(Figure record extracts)
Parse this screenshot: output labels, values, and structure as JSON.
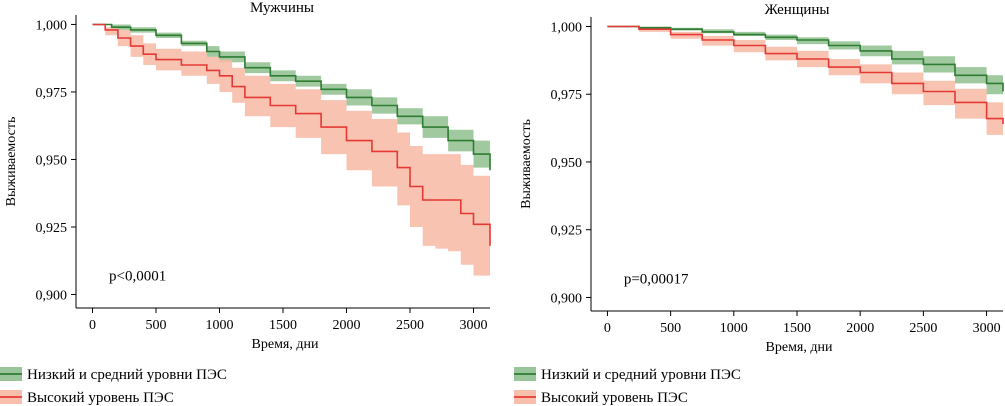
{
  "chart_data": [
    {
      "type": "line",
      "title": "Мужчины",
      "xlabel": "Время, дни",
      "ylabel": "Выживаемость",
      "xlim": [
        -130,
        3130
      ],
      "ylim": [
        0.895,
        1.0035
      ],
      "xticks": [
        0,
        500,
        1000,
        1500,
        2000,
        2500,
        3000
      ],
      "yticks": [
        0.9,
        0.925,
        0.95,
        0.975,
        1.0
      ],
      "xtick_labels": [
        "0",
        "500",
        "1000",
        "1500",
        "2000",
        "2500",
        "3000"
      ],
      "ytick_labels": [
        "0,900",
        "0,925",
        "0,950",
        "0,975",
        "1,000"
      ],
      "annotation": "p<0,0001",
      "annotation_pos": [
        130,
        0.907
      ],
      "grid": false,
      "series": [
        {
          "name": "Низкий и средний уровни ПЭС",
          "color": "#2e7d32",
          "band_color": "#8fbf8f",
          "x": [
            0,
            150,
            300,
            500,
            700,
            900,
            1000,
            1200,
            1400,
            1600,
            1800,
            2000,
            2200,
            2400,
            2600,
            2800,
            3000,
            3130
          ],
          "y": [
            1.0,
            0.999,
            0.998,
            0.996,
            0.993,
            0.99,
            0.988,
            0.984,
            0.981,
            0.979,
            0.976,
            0.973,
            0.97,
            0.966,
            0.962,
            0.957,
            0.952,
            0.946
          ],
          "lower": [
            1.0,
            0.998,
            0.997,
            0.995,
            0.992,
            0.988,
            0.986,
            0.982,
            0.979,
            0.977,
            0.974,
            0.97,
            0.967,
            0.963,
            0.958,
            0.953,
            0.947,
            0.94
          ],
          "upper": [
            1.0,
            1.0,
            0.999,
            0.997,
            0.994,
            0.992,
            0.99,
            0.986,
            0.983,
            0.981,
            0.978,
            0.976,
            0.973,
            0.969,
            0.966,
            0.961,
            0.957,
            0.952
          ]
        },
        {
          "name": "Высокий уровень ПЭС",
          "color": "#e53935",
          "band_color": "#f8b8a4",
          "x": [
            0,
            100,
            200,
            300,
            400,
            500,
            700,
            900,
            1000,
            1100,
            1200,
            1400,
            1600,
            1800,
            2000,
            2200,
            2400,
            2500,
            2600,
            2700,
            2800,
            2900,
            3000,
            3130
          ],
          "y": [
            1.0,
            0.998,
            0.995,
            0.992,
            0.989,
            0.987,
            0.985,
            0.983,
            0.981,
            0.977,
            0.973,
            0.97,
            0.967,
            0.962,
            0.957,
            0.953,
            0.947,
            0.94,
            0.935,
            0.935,
            0.935,
            0.93,
            0.926,
            0.918
          ],
          "lower": [
            1.0,
            0.996,
            0.992,
            0.988,
            0.985,
            0.983,
            0.981,
            0.978,
            0.975,
            0.971,
            0.966,
            0.962,
            0.958,
            0.952,
            0.946,
            0.94,
            0.933,
            0.925,
            0.918,
            0.917,
            0.916,
            0.911,
            0.907,
            0.903
          ],
          "upper": [
            1.0,
            0.999,
            0.998,
            0.996,
            0.993,
            0.991,
            0.99,
            0.988,
            0.987,
            0.984,
            0.981,
            0.978,
            0.976,
            0.972,
            0.968,
            0.965,
            0.96,
            0.955,
            0.952,
            0.952,
            0.952,
            0.948,
            0.944,
            0.935
          ]
        }
      ]
    },
    {
      "type": "line",
      "title": "Женщины",
      "xlabel": "Время, дни",
      "ylabel": "Выживаемость",
      "xlim": [
        -130,
        3130
      ],
      "ylim": [
        0.895,
        1.0035
      ],
      "xticks": [
        0,
        500,
        1000,
        1500,
        2000,
        2500,
        3000
      ],
      "yticks": [
        0.9,
        0.925,
        0.95,
        0.975,
        1.0
      ],
      "xtick_labels": [
        "0",
        "500",
        "1000",
        "1500",
        "2000",
        "2500",
        "3000"
      ],
      "ytick_labels": [
        "0,900",
        "0,925",
        "0,950",
        "0,975",
        "1,000"
      ],
      "annotation": "p=0,00017",
      "annotation_pos": [
        130,
        0.907
      ],
      "grid": false,
      "series": [
        {
          "name": "Низкий и средний уровни ПЭС",
          "color": "#2e7d32",
          "band_color": "#8fbf8f",
          "x": [
            0,
            250,
            500,
            750,
            1000,
            1250,
            1500,
            1750,
            2000,
            2250,
            2500,
            2750,
            3000,
            3130
          ],
          "y": [
            1.0,
            0.9995,
            0.999,
            0.998,
            0.997,
            0.996,
            0.995,
            0.993,
            0.991,
            0.988,
            0.986,
            0.982,
            0.979,
            0.976
          ],
          "lower": [
            1.0,
            0.999,
            0.9985,
            0.9975,
            0.9965,
            0.995,
            0.9935,
            0.9915,
            0.989,
            0.986,
            0.983,
            0.979,
            0.975,
            0.972
          ],
          "upper": [
            1.0,
            1.0,
            0.9995,
            0.999,
            0.998,
            0.997,
            0.996,
            0.9945,
            0.993,
            0.991,
            0.989,
            0.985,
            0.982,
            0.98
          ]
        },
        {
          "name": "Высокий уровень ПЭС",
          "color": "#e53935",
          "band_color": "#f8b8a4",
          "x": [
            0,
            250,
            500,
            750,
            1000,
            1250,
            1500,
            1750,
            2000,
            2250,
            2500,
            2750,
            3000,
            3130
          ],
          "y": [
            1.0,
            0.999,
            0.997,
            0.995,
            0.993,
            0.99,
            0.988,
            0.985,
            0.983,
            0.979,
            0.976,
            0.972,
            0.966,
            0.964
          ],
          "lower": [
            1.0,
            0.998,
            0.9955,
            0.993,
            0.9905,
            0.9875,
            0.985,
            0.982,
            0.979,
            0.975,
            0.971,
            0.966,
            0.96,
            0.958
          ],
          "upper": [
            1.0,
            0.9995,
            0.998,
            0.9965,
            0.995,
            0.9925,
            0.991,
            0.988,
            0.986,
            0.983,
            0.98,
            0.977,
            0.972,
            0.97
          ]
        }
      ]
    }
  ],
  "legend": {
    "position": "bottom-left",
    "items": [
      {
        "label": "Низкий и средний уровни ПЭС",
        "color": "#2e7d32",
        "band_color": "#8fbf8f"
      },
      {
        "label": "Высокий уровень ПЭС",
        "color": "#e53935",
        "band_color": "#f8b8a4"
      }
    ]
  }
}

_What this task involves_.
Leave out the pictures and transcribe the entries above exactly.

_Response to this task_.
Parse this screenshot: output labels, values, and structure as JSON.
{
  "chart_data": [
    {
      "type": "line",
      "title": "Мужчины",
      "xlabel": "Время, дни",
      "ylabel": "Выживаемость",
      "xlim": [
        -130,
        3130
      ],
      "ylim": [
        0.895,
        1.0035
      ],
      "xticks": [
        0,
        500,
        1000,
        1500,
        2000,
        2500,
        3000
      ],
      "yticks": [
        0.9,
        0.925,
        0.95,
        0.975,
        1.0
      ],
      "xtick_labels": [
        "0",
        "500",
        "1000",
        "1500",
        "2000",
        "2500",
        "3000"
      ],
      "ytick_labels": [
        "0,900",
        "0,925",
        "0,950",
        "0,975",
        "1,000"
      ],
      "annotation": "p<0,0001",
      "annotation_pos": [
        130,
        0.907
      ],
      "grid": false,
      "series": [
        {
          "name": "Низкий и средний уровни ПЭС",
          "color": "#2e7d32",
          "band_color": "#8fbf8f",
          "x": [
            0,
            150,
            300,
            500,
            700,
            900,
            1000,
            1200,
            1400,
            1600,
            1800,
            2000,
            2200,
            2400,
            2600,
            2800,
            3000,
            3130
          ],
          "y": [
            1.0,
            0.999,
            0.998,
            0.996,
            0.993,
            0.99,
            0.988,
            0.984,
            0.981,
            0.979,
            0.976,
            0.973,
            0.97,
            0.966,
            0.962,
            0.957,
            0.952,
            0.946
          ],
          "lower": [
            1.0,
            0.998,
            0.997,
            0.995,
            0.992,
            0.988,
            0.986,
            0.982,
            0.979,
            0.977,
            0.974,
            0.97,
            0.967,
            0.963,
            0.958,
            0.953,
            0.947,
            0.94
          ],
          "upper": [
            1.0,
            1.0,
            0.999,
            0.997,
            0.994,
            0.992,
            0.99,
            0.986,
            0.983,
            0.981,
            0.978,
            0.976,
            0.973,
            0.969,
            0.966,
            0.961,
            0.957,
            0.952
          ]
        },
        {
          "name": "Высокий уровень ПЭС",
          "color": "#e53935",
          "band_color": "#f8b8a4",
          "x": [
            0,
            100,
            200,
            300,
            400,
            500,
            700,
            900,
            1000,
            1100,
            1200,
            1400,
            1600,
            1800,
            2000,
            2200,
            2400,
            2500,
            2600,
            2700,
            2800,
            2900,
            3000,
            3130
          ],
          "y": [
            1.0,
            0.998,
            0.995,
            0.992,
            0.989,
            0.987,
            0.985,
            0.983,
            0.981,
            0.977,
            0.973,
            0.97,
            0.967,
            0.962,
            0.957,
            0.953,
            0.947,
            0.94,
            0.935,
            0.935,
            0.935,
            0.93,
            0.926,
            0.918
          ],
          "lower": [
            1.0,
            0.996,
            0.992,
            0.988,
            0.985,
            0.983,
            0.981,
            0.978,
            0.975,
            0.971,
            0.966,
            0.962,
            0.958,
            0.952,
            0.946,
            0.94,
            0.933,
            0.925,
            0.918,
            0.917,
            0.916,
            0.911,
            0.907,
            0.903
          ],
          "upper": [
            1.0,
            0.999,
            0.998,
            0.996,
            0.993,
            0.991,
            0.99,
            0.988,
            0.987,
            0.984,
            0.981,
            0.978,
            0.976,
            0.972,
            0.968,
            0.965,
            0.96,
            0.955,
            0.952,
            0.952,
            0.952,
            0.948,
            0.944,
            0.935
          ]
        }
      ]
    },
    {
      "type": "line",
      "title": "Женщины",
      "xlabel": "Время, дни",
      "ylabel": "Выживаемость",
      "xlim": [
        -130,
        3130
      ],
      "ylim": [
        0.895,
        1.0035
      ],
      "xticks": [
        0,
        500,
        1000,
        1500,
        2000,
        2500,
        3000
      ],
      "yticks": [
        0.9,
        0.925,
        0.95,
        0.975,
        1.0
      ],
      "xtick_labels": [
        "0",
        "500",
        "1000",
        "1500",
        "2000",
        "2500",
        "3000"
      ],
      "ytick_labels": [
        "0,900",
        "0,925",
        "0,950",
        "0,975",
        "1,000"
      ],
      "annotation": "p=0,00017",
      "annotation_pos": [
        130,
        0.907
      ],
      "grid": false,
      "series": [
        {
          "name": "Низкий и средний уровни ПЭС",
          "color": "#2e7d32",
          "band_color": "#8fbf8f",
          "x": [
            0,
            250,
            500,
            750,
            1000,
            1250,
            1500,
            1750,
            2000,
            2250,
            2500,
            2750,
            3000,
            3130
          ],
          "y": [
            1.0,
            0.9995,
            0.999,
            0.998,
            0.997,
            0.996,
            0.995,
            0.993,
            0.991,
            0.988,
            0.986,
            0.982,
            0.979,
            0.976
          ],
          "lower": [
            1.0,
            0.999,
            0.9985,
            0.9975,
            0.9965,
            0.995,
            0.9935,
            0.9915,
            0.989,
            0.986,
            0.983,
            0.979,
            0.975,
            0.972
          ],
          "upper": [
            1.0,
            1.0,
            0.9995,
            0.999,
            0.998,
            0.997,
            0.996,
            0.9945,
            0.993,
            0.991,
            0.989,
            0.985,
            0.982,
            0.98
          ]
        },
        {
          "name": "Высокий уровень ПЭС",
          "color": "#e53935",
          "band_color": "#f8b8a4",
          "x": [
            0,
            250,
            500,
            750,
            1000,
            1250,
            1500,
            1750,
            2000,
            2250,
            2500,
            2750,
            3000,
            3130
          ],
          "y": [
            1.0,
            0.999,
            0.997,
            0.995,
            0.993,
            0.99,
            0.988,
            0.985,
            0.983,
            0.979,
            0.976,
            0.972,
            0.966,
            0.964
          ],
          "lower": [
            1.0,
            0.998,
            0.9955,
            0.993,
            0.9905,
            0.9875,
            0.985,
            0.982,
            0.979,
            0.975,
            0.971,
            0.966,
            0.96,
            0.958
          ],
          "upper": [
            1.0,
            0.9995,
            0.998,
            0.9965,
            0.995,
            0.9925,
            0.991,
            0.988,
            0.986,
            0.983,
            0.98,
            0.977,
            0.972,
            0.97
          ]
        }
      ]
    }
  ],
  "legend": {
    "position": "bottom-left",
    "items": [
      {
        "label": "Низкий и средний уровни ПЭС",
        "color": "#2e7d32",
        "band_color": "#8fbf8f"
      },
      {
        "label": "Высокий уровень ПЭС",
        "color": "#e53935",
        "band_color": "#f8b8a4"
      }
    ]
  }
}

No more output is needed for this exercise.